- WORKING DATA:
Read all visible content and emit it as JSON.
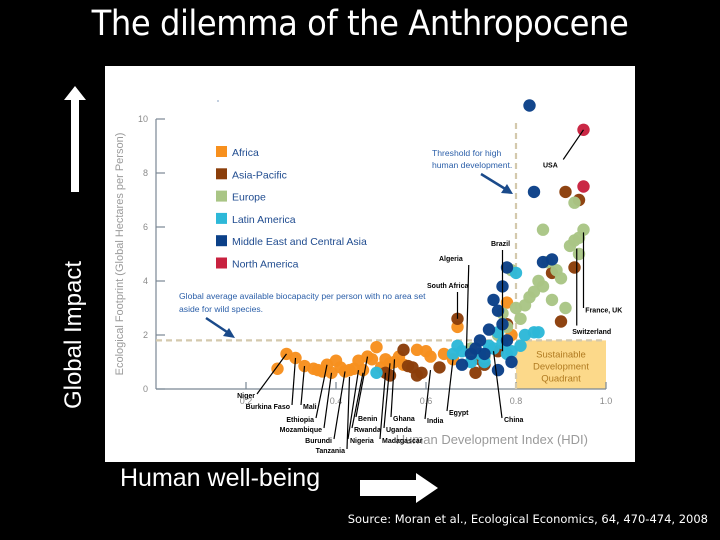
{
  "slide": {
    "title": "The dilemma of the Anthropocene",
    "vertical_label": "Global Impact",
    "horizontal_label": "Human well-being",
    "source": "Source: Moran et al., Ecological Economics, 64, 470-474, 2008",
    "icons": [
      "arrow-up-icon",
      "arrow-right-icon"
    ]
  },
  "chart_data": {
    "type": "scatter",
    "title": "",
    "xlabel": "Human Development Index (HDI)",
    "ylabel": "Ecological Footprint (Global Hectares per Person)",
    "xlim": [
      0,
      1.0
    ],
    "ylim": [
      0,
      10
    ],
    "xticks": [
      "0.2",
      "0.4",
      "0.6",
      "0.8",
      "1.0"
    ],
    "yticks": [
      "0",
      "2",
      "4",
      "6",
      "8",
      "10"
    ],
    "grid": false,
    "legend_position": "upper-left",
    "legend": [
      {
        "name": "Africa",
        "color": "#F7901E"
      },
      {
        "name": "Asia-Pacific",
        "color": "#8B3E0A"
      },
      {
        "name": "Europe",
        "color": "#A9C585"
      },
      {
        "name": "Latin America",
        "color": "#2DB8D8"
      },
      {
        "name": "Middle East and Central Asia",
        "color": "#0B4088"
      },
      {
        "name": "North America",
        "color": "#C8213F"
      }
    ],
    "reference_lines": [
      {
        "type": "horizontal",
        "y": 1.8,
        "label": "Global average available biocapacity per person with no area set aside for wild species."
      },
      {
        "type": "vertical",
        "x": 0.8,
        "label": "Threshold for high human development."
      }
    ],
    "region": {
      "label": "Sustainable Development Quadrant",
      "x": [
        0.8,
        1.0
      ],
      "y": [
        0,
        1.8
      ],
      "color": "#FCD98A"
    },
    "series": [
      {
        "name": "Africa",
        "color": "#F7901E",
        "points": [
          [
            0.27,
            0.75
          ],
          [
            0.29,
            1.3
          ],
          [
            0.31,
            1.15
          ],
          [
            0.33,
            0.85
          ],
          [
            0.35,
            0.75
          ],
          [
            0.36,
            0.7
          ],
          [
            0.37,
            0.65
          ],
          [
            0.38,
            0.9
          ],
          [
            0.39,
            0.6
          ],
          [
            0.4,
            1.05
          ],
          [
            0.41,
            0.8
          ],
          [
            0.42,
            0.65
          ],
          [
            0.43,
            0.7
          ],
          [
            0.44,
            0.75
          ],
          [
            0.45,
            1.05
          ],
          [
            0.46,
            0.7
          ],
          [
            0.47,
            1.2
          ],
          [
            0.48,
            1.1
          ],
          [
            0.49,
            1.55
          ],
          [
            0.5,
            0.8
          ],
          [
            0.51,
            1.1
          ],
          [
            0.52,
            0.95
          ],
          [
            0.53,
            1.0
          ],
          [
            0.54,
            1.2
          ],
          [
            0.55,
            0.9
          ],
          [
            0.58,
            1.45
          ],
          [
            0.6,
            1.4
          ],
          [
            0.61,
            1.2
          ],
          [
            0.64,
            1.3
          ],
          [
            0.66,
            1.1
          ],
          [
            0.67,
            2.3
          ],
          [
            0.72,
            1.2
          ],
          [
            0.79,
            2.0
          ],
          [
            0.78,
            3.2
          ]
        ]
      },
      {
        "name": "Asia-Pacific",
        "color": "#8B3E0A",
        "points": [
          [
            0.51,
            0.6
          ],
          [
            0.52,
            0.5
          ],
          [
            0.55,
            1.45
          ],
          [
            0.56,
            0.85
          ],
          [
            0.57,
            0.8
          ],
          [
            0.58,
            0.5
          ],
          [
            0.59,
            0.6
          ],
          [
            0.63,
            0.8
          ],
          [
            0.67,
            2.6
          ],
          [
            0.71,
            0.6
          ],
          [
            0.72,
            1.1
          ],
          [
            0.73,
            0.9
          ],
          [
            0.76,
            1.4
          ],
          [
            0.78,
            2.4
          ],
          [
            0.88,
            4.3
          ],
          [
            0.9,
            2.5
          ],
          [
            0.91,
            7.3
          ],
          [
            0.93,
            4.5
          ],
          [
            0.94,
            7.0
          ]
        ]
      },
      {
        "name": "Europe",
        "color": "#A9C585",
        "points": [
          [
            0.7,
            1.5
          ],
          [
            0.73,
            1.2
          ],
          [
            0.76,
            2.0
          ],
          [
            0.77,
            2.8
          ],
          [
            0.78,
            2.3
          ],
          [
            0.79,
            4.4
          ],
          [
            0.8,
            3.0
          ],
          [
            0.81,
            2.6
          ],
          [
            0.82,
            3.1
          ],
          [
            0.83,
            3.4
          ],
          [
            0.84,
            3.6
          ],
          [
            0.85,
            4.0
          ],
          [
            0.86,
            5.9
          ],
          [
            0.86,
            3.8
          ],
          [
            0.87,
            4.7
          ],
          [
            0.88,
            3.3
          ],
          [
            0.89,
            4.4
          ],
          [
            0.9,
            4.1
          ],
          [
            0.91,
            3.0
          ],
          [
            0.92,
            5.3
          ],
          [
            0.93,
            5.5
          ],
          [
            0.93,
            6.9
          ],
          [
            0.94,
            5.0
          ],
          [
            0.94,
            5.6
          ],
          [
            0.95,
            5.9
          ]
        ]
      },
      {
        "name": "Latin America",
        "color": "#2DB8D8",
        "points": [
          [
            0.49,
            0.6
          ],
          [
            0.66,
            1.3
          ],
          [
            0.67,
            1.6
          ],
          [
            0.68,
            1.4
          ],
          [
            0.7,
            1.0
          ],
          [
            0.72,
            1.3
          ],
          [
            0.73,
            1.0
          ],
          [
            0.74,
            1.6
          ],
          [
            0.75,
            1.5
          ],
          [
            0.76,
            2.1
          ],
          [
            0.77,
            1.7
          ],
          [
            0.78,
            1.3
          ],
          [
            0.79,
            1.4
          ],
          [
            0.8,
            4.3
          ],
          [
            0.81,
            1.6
          ],
          [
            0.82,
            2.0
          ],
          [
            0.84,
            2.1
          ],
          [
            0.85,
            2.1
          ]
        ]
      },
      {
        "name": "Middle East and Central Asia",
        "color": "#0B4088",
        "points": [
          [
            0.68,
            0.9
          ],
          [
            0.7,
            1.3
          ],
          [
            0.71,
            1.5
          ],
          [
            0.72,
            1.8
          ],
          [
            0.73,
            1.3
          ],
          [
            0.74,
            2.2
          ],
          [
            0.75,
            3.3
          ],
          [
            0.76,
            2.9
          ],
          [
            0.77,
            3.8
          ],
          [
            0.77,
            2.4
          ],
          [
            0.78,
            4.5
          ],
          [
            0.78,
            1.8
          ],
          [
            0.76,
            0.7
          ],
          [
            0.79,
            1.0
          ],
          [
            0.83,
            10.5
          ],
          [
            0.84,
            7.3
          ],
          [
            0.86,
            4.7
          ],
          [
            0.88,
            4.8
          ]
        ]
      },
      {
        "name": "North America",
        "color": "#C8213F",
        "points": [
          [
            0.95,
            9.6
          ],
          [
            0.95,
            7.5
          ]
        ]
      }
    ],
    "annotations": [
      "Niger",
      "Burkina Faso",
      "Mali",
      "Ethiopia",
      "Mozambique",
      "Burundi",
      "Tanzania",
      "Nigeria",
      "Rwanda",
      "Benin",
      "Madagascar",
      "Uganda",
      "Ghana",
      "India",
      "Egypt",
      "South Africa",
      "Algeria",
      "Brazil",
      "China",
      "USA",
      "France, UK",
      "Switzerland"
    ]
  }
}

- GIVEN INSTRUCTION: Omit each picture, then return all of the listing exactly as it stands.

- WRITTEN SOLUTION:
Read all visible content and emit it as JSON.
{
  "slide": {
    "title": "The dilemma of the Anthropocene",
    "vertical_label": "Global Impact",
    "horizontal_label": "Human well-being",
    "source": "Source: Moran et al., Ecological Economics, 64, 470-474, 2008",
    "icons": [
      "arrow-up-icon",
      "arrow-right-icon"
    ]
  },
  "chart_data": {
    "type": "scatter",
    "title": "",
    "xlabel": "Human Development Index (HDI)",
    "ylabel": "Ecological Footprint (Global Hectares per Person)",
    "xlim": [
      0,
      1.0
    ],
    "ylim": [
      0,
      10
    ],
    "xticks": [
      "0.2",
      "0.4",
      "0.6",
      "0.8",
      "1.0"
    ],
    "yticks": [
      "0",
      "2",
      "4",
      "6",
      "8",
      "10"
    ],
    "grid": false,
    "legend_position": "upper-left",
    "legend": [
      {
        "name": "Africa",
        "color": "#F7901E"
      },
      {
        "name": "Asia-Pacific",
        "color": "#8B3E0A"
      },
      {
        "name": "Europe",
        "color": "#A9C585"
      },
      {
        "name": "Latin America",
        "color": "#2DB8D8"
      },
      {
        "name": "Middle East and Central Asia",
        "color": "#0B4088"
      },
      {
        "name": "North America",
        "color": "#C8213F"
      }
    ],
    "reference_lines": [
      {
        "type": "horizontal",
        "y": 1.8,
        "label": "Global average available biocapacity per person with no area set aside for wild species."
      },
      {
        "type": "vertical",
        "x": 0.8,
        "label": "Threshold for high human development."
      }
    ],
    "region": {
      "label": "Sustainable Development Quadrant",
      "x": [
        0.8,
        1.0
      ],
      "y": [
        0,
        1.8
      ],
      "color": "#FCD98A"
    },
    "series": [
      {
        "name": "Africa",
        "color": "#F7901E",
        "points": [
          [
            0.27,
            0.75
          ],
          [
            0.29,
            1.3
          ],
          [
            0.31,
            1.15
          ],
          [
            0.33,
            0.85
          ],
          [
            0.35,
            0.75
          ],
          [
            0.36,
            0.7
          ],
          [
            0.37,
            0.65
          ],
          [
            0.38,
            0.9
          ],
          [
            0.39,
            0.6
          ],
          [
            0.4,
            1.05
          ],
          [
            0.41,
            0.8
          ],
          [
            0.42,
            0.65
          ],
          [
            0.43,
            0.7
          ],
          [
            0.44,
            0.75
          ],
          [
            0.45,
            1.05
          ],
          [
            0.46,
            0.7
          ],
          [
            0.47,
            1.2
          ],
          [
            0.48,
            1.1
          ],
          [
            0.49,
            1.55
          ],
          [
            0.5,
            0.8
          ],
          [
            0.51,
            1.1
          ],
          [
            0.52,
            0.95
          ],
          [
            0.53,
            1.0
          ],
          [
            0.54,
            1.2
          ],
          [
            0.55,
            0.9
          ],
          [
            0.58,
            1.45
          ],
          [
            0.6,
            1.4
          ],
          [
            0.61,
            1.2
          ],
          [
            0.64,
            1.3
          ],
          [
            0.66,
            1.1
          ],
          [
            0.67,
            2.3
          ],
          [
            0.72,
            1.2
          ],
          [
            0.79,
            2.0
          ],
          [
            0.78,
            3.2
          ]
        ]
      },
      {
        "name": "Asia-Pacific",
        "color": "#8B3E0A",
        "points": [
          [
            0.51,
            0.6
          ],
          [
            0.52,
            0.5
          ],
          [
            0.55,
            1.45
          ],
          [
            0.56,
            0.85
          ],
          [
            0.57,
            0.8
          ],
          [
            0.58,
            0.5
          ],
          [
            0.59,
            0.6
          ],
          [
            0.63,
            0.8
          ],
          [
            0.67,
            2.6
          ],
          [
            0.71,
            0.6
          ],
          [
            0.72,
            1.1
          ],
          [
            0.73,
            0.9
          ],
          [
            0.76,
            1.4
          ],
          [
            0.78,
            2.4
          ],
          [
            0.88,
            4.3
          ],
          [
            0.9,
            2.5
          ],
          [
            0.91,
            7.3
          ],
          [
            0.93,
            4.5
          ],
          [
            0.94,
            7.0
          ]
        ]
      },
      {
        "name": "Europe",
        "color": "#A9C585",
        "points": [
          [
            0.7,
            1.5
          ],
          [
            0.73,
            1.2
          ],
          [
            0.76,
            2.0
          ],
          [
            0.77,
            2.8
          ],
          [
            0.78,
            2.3
          ],
          [
            0.79,
            4.4
          ],
          [
            0.8,
            3.0
          ],
          [
            0.81,
            2.6
          ],
          [
            0.82,
            3.1
          ],
          [
            0.83,
            3.4
          ],
          [
            0.84,
            3.6
          ],
          [
            0.85,
            4.0
          ],
          [
            0.86,
            5.9
          ],
          [
            0.86,
            3.8
          ],
          [
            0.87,
            4.7
          ],
          [
            0.88,
            3.3
          ],
          [
            0.89,
            4.4
          ],
          [
            0.9,
            4.1
          ],
          [
            0.91,
            3.0
          ],
          [
            0.92,
            5.3
          ],
          [
            0.93,
            5.5
          ],
          [
            0.93,
            6.9
          ],
          [
            0.94,
            5.0
          ],
          [
            0.94,
            5.6
          ],
          [
            0.95,
            5.9
          ]
        ]
      },
      {
        "name": "Latin America",
        "color": "#2DB8D8",
        "points": [
          [
            0.49,
            0.6
          ],
          [
            0.66,
            1.3
          ],
          [
            0.67,
            1.6
          ],
          [
            0.68,
            1.4
          ],
          [
            0.7,
            1.0
          ],
          [
            0.72,
            1.3
          ],
          [
            0.73,
            1.0
          ],
          [
            0.74,
            1.6
          ],
          [
            0.75,
            1.5
          ],
          [
            0.76,
            2.1
          ],
          [
            0.77,
            1.7
          ],
          [
            0.78,
            1.3
          ],
          [
            0.79,
            1.4
          ],
          [
            0.8,
            4.3
          ],
          [
            0.81,
            1.6
          ],
          [
            0.82,
            2.0
          ],
          [
            0.84,
            2.1
          ],
          [
            0.85,
            2.1
          ]
        ]
      },
      {
        "name": "Middle East and Central Asia",
        "color": "#0B4088",
        "points": [
          [
            0.68,
            0.9
          ],
          [
            0.7,
            1.3
          ],
          [
            0.71,
            1.5
          ],
          [
            0.72,
            1.8
          ],
          [
            0.73,
            1.3
          ],
          [
            0.74,
            2.2
          ],
          [
            0.75,
            3.3
          ],
          [
            0.76,
            2.9
          ],
          [
            0.77,
            3.8
          ],
          [
            0.77,
            2.4
          ],
          [
            0.78,
            4.5
          ],
          [
            0.78,
            1.8
          ],
          [
            0.76,
            0.7
          ],
          [
            0.79,
            1.0
          ],
          [
            0.83,
            10.5
          ],
          [
            0.84,
            7.3
          ],
          [
            0.86,
            4.7
          ],
          [
            0.88,
            4.8
          ]
        ]
      },
      {
        "name": "North America",
        "color": "#C8213F",
        "points": [
          [
            0.95,
            9.6
          ],
          [
            0.95,
            7.5
          ]
        ]
      }
    ],
    "annotations": [
      "Niger",
      "Burkina Faso",
      "Mali",
      "Ethiopia",
      "Mozambique",
      "Burundi",
      "Tanzania",
      "Nigeria",
      "Rwanda",
      "Benin",
      "Madagascar",
      "Uganda",
      "Ghana",
      "India",
      "Egypt",
      "South Africa",
      "Algeria",
      "Brazil",
      "China",
      "USA",
      "France, UK",
      "Switzerland"
    ]
  }
}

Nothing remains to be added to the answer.